__Stated goal__
Scan the lines below; pull out those with "มและพ".

━━━ Records to process ━━━

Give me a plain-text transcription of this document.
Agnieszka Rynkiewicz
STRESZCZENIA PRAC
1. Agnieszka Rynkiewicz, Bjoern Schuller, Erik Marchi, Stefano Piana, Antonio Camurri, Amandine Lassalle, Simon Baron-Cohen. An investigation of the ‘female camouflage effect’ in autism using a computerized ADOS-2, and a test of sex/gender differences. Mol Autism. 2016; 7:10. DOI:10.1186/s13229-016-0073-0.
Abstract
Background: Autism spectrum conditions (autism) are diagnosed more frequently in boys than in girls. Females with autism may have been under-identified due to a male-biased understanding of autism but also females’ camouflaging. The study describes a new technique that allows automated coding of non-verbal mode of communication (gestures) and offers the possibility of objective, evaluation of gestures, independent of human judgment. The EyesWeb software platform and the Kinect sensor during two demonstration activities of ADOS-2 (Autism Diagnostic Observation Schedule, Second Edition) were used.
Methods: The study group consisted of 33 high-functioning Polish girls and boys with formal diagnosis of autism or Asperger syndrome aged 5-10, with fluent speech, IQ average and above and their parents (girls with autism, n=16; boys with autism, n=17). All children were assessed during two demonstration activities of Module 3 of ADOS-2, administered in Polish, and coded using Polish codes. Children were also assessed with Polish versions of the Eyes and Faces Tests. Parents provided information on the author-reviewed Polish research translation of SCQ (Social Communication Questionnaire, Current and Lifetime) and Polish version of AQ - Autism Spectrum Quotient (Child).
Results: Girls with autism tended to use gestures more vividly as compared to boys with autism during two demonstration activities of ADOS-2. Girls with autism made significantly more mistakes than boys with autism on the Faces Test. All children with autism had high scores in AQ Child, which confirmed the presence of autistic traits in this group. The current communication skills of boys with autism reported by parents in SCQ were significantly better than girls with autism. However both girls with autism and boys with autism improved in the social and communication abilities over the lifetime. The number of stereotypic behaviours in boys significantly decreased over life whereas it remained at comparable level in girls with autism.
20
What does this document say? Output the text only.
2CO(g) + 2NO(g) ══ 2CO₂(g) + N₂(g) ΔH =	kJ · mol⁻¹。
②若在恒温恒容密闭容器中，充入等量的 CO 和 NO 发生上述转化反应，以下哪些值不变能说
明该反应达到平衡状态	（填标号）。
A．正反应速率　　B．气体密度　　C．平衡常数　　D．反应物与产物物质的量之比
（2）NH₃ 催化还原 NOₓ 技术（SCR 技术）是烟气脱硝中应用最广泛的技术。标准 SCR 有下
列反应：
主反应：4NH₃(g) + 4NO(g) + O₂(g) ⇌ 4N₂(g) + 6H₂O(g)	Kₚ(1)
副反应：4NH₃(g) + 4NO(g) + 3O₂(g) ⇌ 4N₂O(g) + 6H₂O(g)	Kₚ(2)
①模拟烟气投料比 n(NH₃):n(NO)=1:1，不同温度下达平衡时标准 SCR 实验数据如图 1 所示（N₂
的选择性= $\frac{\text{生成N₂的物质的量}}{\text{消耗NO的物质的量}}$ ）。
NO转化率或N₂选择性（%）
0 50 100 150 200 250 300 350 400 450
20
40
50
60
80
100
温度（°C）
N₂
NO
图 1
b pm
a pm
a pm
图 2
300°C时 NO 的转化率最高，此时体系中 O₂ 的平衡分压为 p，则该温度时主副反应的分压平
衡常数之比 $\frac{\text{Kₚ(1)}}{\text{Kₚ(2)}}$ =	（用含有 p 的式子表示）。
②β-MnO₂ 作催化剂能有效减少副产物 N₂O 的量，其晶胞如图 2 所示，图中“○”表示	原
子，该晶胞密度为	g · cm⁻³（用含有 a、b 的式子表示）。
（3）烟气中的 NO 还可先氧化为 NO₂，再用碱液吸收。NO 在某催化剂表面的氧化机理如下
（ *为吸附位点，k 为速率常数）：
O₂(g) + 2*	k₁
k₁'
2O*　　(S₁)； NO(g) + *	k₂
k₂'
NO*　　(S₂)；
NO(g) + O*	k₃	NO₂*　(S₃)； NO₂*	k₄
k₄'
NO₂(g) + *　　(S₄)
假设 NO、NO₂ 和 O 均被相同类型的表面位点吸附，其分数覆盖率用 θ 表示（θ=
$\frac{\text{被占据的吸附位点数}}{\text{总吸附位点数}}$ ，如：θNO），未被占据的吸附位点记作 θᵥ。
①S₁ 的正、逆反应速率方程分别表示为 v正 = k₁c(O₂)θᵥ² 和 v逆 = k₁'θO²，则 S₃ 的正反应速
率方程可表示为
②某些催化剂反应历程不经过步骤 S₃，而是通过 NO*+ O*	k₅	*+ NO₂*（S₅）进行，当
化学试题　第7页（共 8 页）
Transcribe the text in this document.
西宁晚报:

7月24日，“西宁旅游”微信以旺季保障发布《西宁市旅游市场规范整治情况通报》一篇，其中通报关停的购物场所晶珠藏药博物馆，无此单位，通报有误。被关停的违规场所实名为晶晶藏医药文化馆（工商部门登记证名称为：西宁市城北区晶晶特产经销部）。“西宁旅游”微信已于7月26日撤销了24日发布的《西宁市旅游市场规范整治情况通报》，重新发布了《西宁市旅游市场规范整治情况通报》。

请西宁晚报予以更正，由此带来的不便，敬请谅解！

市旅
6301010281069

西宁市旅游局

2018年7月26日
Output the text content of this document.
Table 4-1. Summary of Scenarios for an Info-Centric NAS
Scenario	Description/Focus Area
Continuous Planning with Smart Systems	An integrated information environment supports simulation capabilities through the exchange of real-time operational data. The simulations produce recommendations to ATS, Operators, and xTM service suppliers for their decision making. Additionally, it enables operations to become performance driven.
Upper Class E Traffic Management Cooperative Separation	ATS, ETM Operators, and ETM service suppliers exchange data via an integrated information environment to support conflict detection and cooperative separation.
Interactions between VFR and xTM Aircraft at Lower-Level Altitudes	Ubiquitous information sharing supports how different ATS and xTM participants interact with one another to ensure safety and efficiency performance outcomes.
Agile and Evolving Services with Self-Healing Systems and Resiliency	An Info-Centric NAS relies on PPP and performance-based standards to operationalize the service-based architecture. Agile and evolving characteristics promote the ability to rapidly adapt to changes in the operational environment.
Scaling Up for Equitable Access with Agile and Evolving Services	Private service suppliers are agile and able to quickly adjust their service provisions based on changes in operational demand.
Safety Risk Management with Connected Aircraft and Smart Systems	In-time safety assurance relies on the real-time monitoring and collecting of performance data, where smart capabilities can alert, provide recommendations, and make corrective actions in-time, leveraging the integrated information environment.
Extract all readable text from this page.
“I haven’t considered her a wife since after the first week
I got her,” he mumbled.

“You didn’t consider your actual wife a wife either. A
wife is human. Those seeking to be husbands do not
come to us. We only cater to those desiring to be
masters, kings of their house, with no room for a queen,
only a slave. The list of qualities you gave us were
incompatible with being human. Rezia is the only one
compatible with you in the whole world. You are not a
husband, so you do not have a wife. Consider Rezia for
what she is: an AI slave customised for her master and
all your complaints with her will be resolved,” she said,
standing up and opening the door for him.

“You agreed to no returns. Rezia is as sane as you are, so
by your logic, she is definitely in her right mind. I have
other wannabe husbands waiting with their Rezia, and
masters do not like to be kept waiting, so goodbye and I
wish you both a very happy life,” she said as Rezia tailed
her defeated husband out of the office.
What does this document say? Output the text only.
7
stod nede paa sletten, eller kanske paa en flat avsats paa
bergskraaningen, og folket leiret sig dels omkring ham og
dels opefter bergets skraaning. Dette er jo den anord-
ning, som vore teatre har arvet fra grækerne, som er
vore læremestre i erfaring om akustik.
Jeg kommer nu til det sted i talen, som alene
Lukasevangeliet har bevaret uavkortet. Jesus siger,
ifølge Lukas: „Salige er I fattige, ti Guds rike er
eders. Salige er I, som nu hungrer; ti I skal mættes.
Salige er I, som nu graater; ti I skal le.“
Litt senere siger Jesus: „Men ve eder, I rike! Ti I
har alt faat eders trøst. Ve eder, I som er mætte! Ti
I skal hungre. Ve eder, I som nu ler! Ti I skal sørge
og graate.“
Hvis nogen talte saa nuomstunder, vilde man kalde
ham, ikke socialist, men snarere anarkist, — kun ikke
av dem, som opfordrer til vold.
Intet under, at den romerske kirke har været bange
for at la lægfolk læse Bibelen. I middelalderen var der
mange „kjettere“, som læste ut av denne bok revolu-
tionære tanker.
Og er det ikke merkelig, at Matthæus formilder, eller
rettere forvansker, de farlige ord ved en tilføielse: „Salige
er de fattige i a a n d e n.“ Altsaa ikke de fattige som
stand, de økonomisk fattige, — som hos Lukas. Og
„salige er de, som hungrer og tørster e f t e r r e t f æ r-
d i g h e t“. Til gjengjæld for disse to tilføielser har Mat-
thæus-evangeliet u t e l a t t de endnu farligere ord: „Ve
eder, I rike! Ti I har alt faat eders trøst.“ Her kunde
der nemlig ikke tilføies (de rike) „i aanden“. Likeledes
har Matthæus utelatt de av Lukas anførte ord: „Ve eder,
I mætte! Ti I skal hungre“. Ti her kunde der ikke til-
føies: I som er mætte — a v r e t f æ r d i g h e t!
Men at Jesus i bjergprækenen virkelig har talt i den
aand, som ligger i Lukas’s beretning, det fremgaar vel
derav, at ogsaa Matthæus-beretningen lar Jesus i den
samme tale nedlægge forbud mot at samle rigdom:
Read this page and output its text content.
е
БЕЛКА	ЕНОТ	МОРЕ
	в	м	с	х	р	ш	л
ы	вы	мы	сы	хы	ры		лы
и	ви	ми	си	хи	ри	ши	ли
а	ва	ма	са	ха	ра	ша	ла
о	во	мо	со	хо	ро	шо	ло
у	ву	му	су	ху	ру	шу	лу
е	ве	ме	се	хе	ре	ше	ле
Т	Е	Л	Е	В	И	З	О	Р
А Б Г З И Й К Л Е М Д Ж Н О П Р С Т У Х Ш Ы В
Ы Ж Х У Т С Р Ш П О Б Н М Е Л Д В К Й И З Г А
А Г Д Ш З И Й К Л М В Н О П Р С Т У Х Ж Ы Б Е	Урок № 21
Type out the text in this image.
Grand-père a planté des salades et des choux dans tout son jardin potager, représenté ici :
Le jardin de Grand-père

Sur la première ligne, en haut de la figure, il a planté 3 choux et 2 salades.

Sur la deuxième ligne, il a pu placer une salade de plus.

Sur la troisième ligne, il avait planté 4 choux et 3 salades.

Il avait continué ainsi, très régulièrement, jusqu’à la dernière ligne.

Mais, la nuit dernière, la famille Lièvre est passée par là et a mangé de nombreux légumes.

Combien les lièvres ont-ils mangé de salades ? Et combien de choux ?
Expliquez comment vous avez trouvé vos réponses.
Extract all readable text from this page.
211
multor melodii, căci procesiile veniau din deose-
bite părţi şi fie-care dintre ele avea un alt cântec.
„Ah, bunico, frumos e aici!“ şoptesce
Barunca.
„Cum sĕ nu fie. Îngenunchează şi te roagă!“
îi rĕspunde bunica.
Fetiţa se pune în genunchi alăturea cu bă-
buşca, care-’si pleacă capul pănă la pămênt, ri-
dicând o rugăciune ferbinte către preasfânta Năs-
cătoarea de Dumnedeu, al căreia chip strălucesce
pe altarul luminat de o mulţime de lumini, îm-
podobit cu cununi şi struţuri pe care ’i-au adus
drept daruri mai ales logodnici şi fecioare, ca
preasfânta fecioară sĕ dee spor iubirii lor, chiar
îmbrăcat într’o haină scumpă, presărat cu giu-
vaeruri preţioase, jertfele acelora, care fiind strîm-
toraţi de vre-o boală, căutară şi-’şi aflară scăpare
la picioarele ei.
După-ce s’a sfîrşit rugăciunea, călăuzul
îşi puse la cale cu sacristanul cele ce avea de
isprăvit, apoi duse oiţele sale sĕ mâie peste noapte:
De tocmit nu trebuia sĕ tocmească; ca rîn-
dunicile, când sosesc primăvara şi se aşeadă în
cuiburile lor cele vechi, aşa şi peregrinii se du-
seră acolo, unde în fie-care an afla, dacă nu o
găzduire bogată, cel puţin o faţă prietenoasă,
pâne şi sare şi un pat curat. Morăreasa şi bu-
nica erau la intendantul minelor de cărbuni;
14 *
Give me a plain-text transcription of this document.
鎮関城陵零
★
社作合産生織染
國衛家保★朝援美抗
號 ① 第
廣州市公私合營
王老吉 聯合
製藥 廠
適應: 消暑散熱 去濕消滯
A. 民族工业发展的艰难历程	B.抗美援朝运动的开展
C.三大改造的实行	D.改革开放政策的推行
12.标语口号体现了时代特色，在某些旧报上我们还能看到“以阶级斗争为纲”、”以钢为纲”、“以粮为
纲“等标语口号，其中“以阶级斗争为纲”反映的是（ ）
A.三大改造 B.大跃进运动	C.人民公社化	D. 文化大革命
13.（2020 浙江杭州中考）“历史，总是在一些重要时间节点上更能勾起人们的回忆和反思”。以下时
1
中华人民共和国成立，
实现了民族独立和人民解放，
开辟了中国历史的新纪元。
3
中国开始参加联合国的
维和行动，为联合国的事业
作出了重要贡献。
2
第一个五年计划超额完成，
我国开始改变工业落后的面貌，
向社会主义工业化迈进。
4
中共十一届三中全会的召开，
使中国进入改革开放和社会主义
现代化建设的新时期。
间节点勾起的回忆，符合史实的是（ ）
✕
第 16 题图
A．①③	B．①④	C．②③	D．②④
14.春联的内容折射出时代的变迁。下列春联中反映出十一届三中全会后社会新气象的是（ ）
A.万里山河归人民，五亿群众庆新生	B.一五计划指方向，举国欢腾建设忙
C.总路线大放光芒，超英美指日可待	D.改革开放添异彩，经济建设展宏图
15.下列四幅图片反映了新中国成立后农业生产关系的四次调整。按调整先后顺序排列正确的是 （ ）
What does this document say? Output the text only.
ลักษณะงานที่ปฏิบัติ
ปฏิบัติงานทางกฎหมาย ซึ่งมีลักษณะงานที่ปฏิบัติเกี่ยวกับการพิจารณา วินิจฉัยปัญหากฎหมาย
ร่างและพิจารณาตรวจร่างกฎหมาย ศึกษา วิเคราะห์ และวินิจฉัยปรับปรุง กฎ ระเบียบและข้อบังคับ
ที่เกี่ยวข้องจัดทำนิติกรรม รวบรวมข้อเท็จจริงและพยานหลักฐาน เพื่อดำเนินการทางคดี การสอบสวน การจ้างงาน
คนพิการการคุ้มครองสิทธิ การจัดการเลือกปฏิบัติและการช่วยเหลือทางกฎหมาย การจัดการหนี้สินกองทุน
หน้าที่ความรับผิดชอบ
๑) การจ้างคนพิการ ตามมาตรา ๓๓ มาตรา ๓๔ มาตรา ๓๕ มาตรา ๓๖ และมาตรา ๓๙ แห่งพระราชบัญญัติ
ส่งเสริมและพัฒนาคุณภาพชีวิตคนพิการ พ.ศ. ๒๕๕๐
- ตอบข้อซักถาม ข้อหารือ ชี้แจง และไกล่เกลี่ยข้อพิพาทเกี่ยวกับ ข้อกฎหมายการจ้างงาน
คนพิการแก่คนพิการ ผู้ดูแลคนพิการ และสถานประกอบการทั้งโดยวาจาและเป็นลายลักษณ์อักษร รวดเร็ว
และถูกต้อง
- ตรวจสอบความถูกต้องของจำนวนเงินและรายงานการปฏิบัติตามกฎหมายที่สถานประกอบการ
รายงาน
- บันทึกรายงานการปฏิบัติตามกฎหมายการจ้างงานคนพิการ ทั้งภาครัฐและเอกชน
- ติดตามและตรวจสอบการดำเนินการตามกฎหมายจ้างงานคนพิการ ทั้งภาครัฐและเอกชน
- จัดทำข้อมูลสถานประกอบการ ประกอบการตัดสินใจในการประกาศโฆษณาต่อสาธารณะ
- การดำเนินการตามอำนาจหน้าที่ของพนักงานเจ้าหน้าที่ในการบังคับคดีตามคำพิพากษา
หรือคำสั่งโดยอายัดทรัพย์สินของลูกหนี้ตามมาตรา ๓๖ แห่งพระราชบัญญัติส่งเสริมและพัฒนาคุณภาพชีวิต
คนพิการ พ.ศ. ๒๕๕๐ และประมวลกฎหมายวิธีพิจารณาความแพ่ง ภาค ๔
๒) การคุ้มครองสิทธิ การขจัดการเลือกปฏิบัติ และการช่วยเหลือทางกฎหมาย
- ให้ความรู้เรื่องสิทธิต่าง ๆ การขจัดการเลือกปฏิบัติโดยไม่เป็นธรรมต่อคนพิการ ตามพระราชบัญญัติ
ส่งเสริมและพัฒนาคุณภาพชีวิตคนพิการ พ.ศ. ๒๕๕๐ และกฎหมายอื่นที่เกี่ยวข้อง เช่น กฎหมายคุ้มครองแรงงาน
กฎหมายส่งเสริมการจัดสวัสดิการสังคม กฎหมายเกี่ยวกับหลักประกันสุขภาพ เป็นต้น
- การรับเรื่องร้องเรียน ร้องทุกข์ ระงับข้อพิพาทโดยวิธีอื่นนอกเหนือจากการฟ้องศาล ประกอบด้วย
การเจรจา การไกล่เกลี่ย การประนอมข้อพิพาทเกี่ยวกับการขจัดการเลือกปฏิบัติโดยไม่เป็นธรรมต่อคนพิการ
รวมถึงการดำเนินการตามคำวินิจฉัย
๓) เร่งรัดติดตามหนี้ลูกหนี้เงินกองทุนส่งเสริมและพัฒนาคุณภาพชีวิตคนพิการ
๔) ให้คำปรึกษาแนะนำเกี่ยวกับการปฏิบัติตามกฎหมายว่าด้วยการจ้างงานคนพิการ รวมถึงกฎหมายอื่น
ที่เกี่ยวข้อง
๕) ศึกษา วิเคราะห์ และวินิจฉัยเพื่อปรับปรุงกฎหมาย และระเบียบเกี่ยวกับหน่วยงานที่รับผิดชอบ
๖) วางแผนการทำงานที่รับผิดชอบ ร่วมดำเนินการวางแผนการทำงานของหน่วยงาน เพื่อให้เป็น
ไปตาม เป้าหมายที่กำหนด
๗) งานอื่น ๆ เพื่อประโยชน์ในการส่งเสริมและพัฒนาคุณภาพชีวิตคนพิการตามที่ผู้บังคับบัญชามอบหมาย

━━━

__Result for this task__
ส่งเสริมและพัฒนาคุณภาพชีวิตคนพิการ พ.ศ. ๒๕๕๐
หรือคำสั่งโดยอายัดทรัพย์สินของลูกหนี้ตามมาตรา ๓๖ แห่งพระราชบัญญัติส่งเสริมและพัฒนาคุณภาพชีวิต
ส่งเสริมและพัฒนาคุณภาพชีวิตคนพิการ พ.ศ. ๒๕๕๐ และกฎหมายอื่นที่เกี่ยวข้อง เช่น กฎหมายคุ้มครองแรงงาน
๓) เร่งรัดติดตามหนี้ลูกหนี้เงินกองทุนส่งเสริมและพัฒนาคุณภาพชีวิตคนพิการ
๗) งานอื่น ๆ เพื่อประโยชน์ในการส่งเสริมและพัฒนาคุณภาพชีวิตคนพิการตามที่ผู้บังคับบัญชามอบหมาย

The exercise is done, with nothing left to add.